- **Document extract**:
+++

The research provides some in-depth case studies of the life of 4 women: Chaba, Om, Ta and Rat. Their story, despite different in details, can be summarized to the fact that those women marry foreigners because they want to run away from repeated poverty and to act with gratitude as Thais believe that good daughters have to take care of their parents. However, the women explained that money is not the mere factor that encourages them to such marriage. Moreover, foreigners do not pay attention to the past and the female virginity.
(comment Statler & Waldorf: They have been prostitutes in their past and still get a high dowry. Not only that, they get a well paid, long term sponsorship)
They seem more respectful and responsible than Thai male. Some women who have got married before said marrying foreigners is like ‘a miracle’ because their body remains valuable and returns powerful.

+++

[Saved entries]
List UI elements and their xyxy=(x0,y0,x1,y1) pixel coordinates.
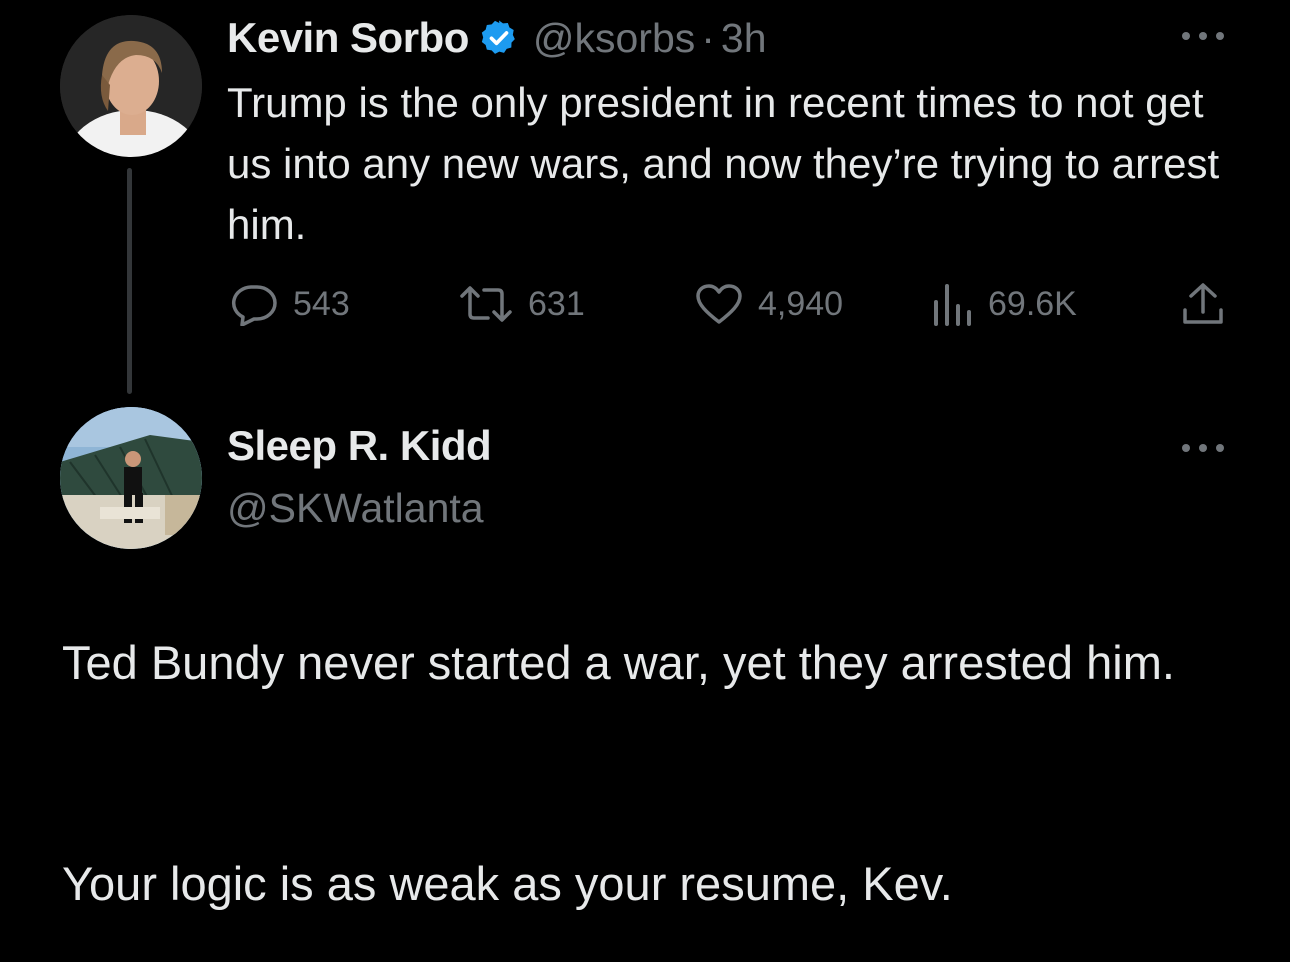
like-icon xyxy=(694,282,744,326)
like-button[interactable]: 4,940 xyxy=(694,282,843,326)
views-count: 69.6K xyxy=(988,284,1077,323)
author-handle[interactable]: @ksorbs xyxy=(533,15,695,62)
tweet-text: Trump is the only president in recent ti… xyxy=(227,79,1220,248)
like-count: 4,940 xyxy=(758,284,844,323)
retweet-button[interactable]: 631 xyxy=(458,282,585,326)
share-icon xyxy=(1180,282,1226,326)
retweet-count: 631 xyxy=(528,284,585,323)
share-button[interactable] xyxy=(1180,282,1226,326)
reply-author-name[interactable]: Sleep R. Kidd xyxy=(227,422,492,470)
retweet-icon xyxy=(458,282,514,326)
verified-badge-icon xyxy=(479,18,519,58)
more-icon[interactable] xyxy=(1182,30,1224,42)
reply-icon xyxy=(229,282,279,326)
reply-button[interactable]: 543 xyxy=(229,282,350,326)
tweet-timestamp[interactable]: 3h xyxy=(721,15,767,62)
author-name[interactable]: Kevin Sorbo xyxy=(227,14,469,62)
avatar-sleep-r-kidd[interactable] xyxy=(60,407,202,549)
avatar-kevin-sorbo[interactable] xyxy=(60,15,202,157)
header-separator: · xyxy=(701,14,715,61)
reply-paragraph-1: Ted Bundy never started a war, yet they … xyxy=(62,636,1175,689)
views-button[interactable]: 69.6K xyxy=(930,282,1077,326)
tweet-header: Kevin Sorbo @ksorbs · 3h xyxy=(227,12,767,64)
views-icon xyxy=(930,282,974,326)
reply-author-handle[interactable]: @SKWatlanta xyxy=(227,485,484,532)
reply-count: 543 xyxy=(293,284,350,323)
reply-more-icon[interactable] xyxy=(1182,442,1224,454)
thread-connector-line xyxy=(127,168,132,394)
reply-paragraph-2: Your logic is as weak as your resume, Ke… xyxy=(62,857,953,910)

+++

- **Job 1**:
From the excerpt on Thai women's marriages to foreigners, reproduce the passage that opens with the words containing "The research provides" and closes with "the female virginity.".
- **Job 2**:
Using the excerpt on Thai women's marriages to foreigners, state the reason it gives for the four women marrying foreigners.

- **Written solution 1**:
The research provides some in-depth case studies of the life of 4 women: Chaba, Om, Ta and Rat. Their story, despite different in details, can be summarized to the fact that those women marry foreigners because they want to run away from repeated poverty and to act with gratitude as Thais believe that good daughters have to take care of their parents. However, the women explained that money is not the mere factor that encourages them to such marriage. Moreover, foreigners do not pay attention to the past and the female virginity.

- **Written solution 2**:
The women marry foreigners because they want to escape repeated poverty. They also want to act with gratitude, since Thais believe that good daughters have to take care of their parents.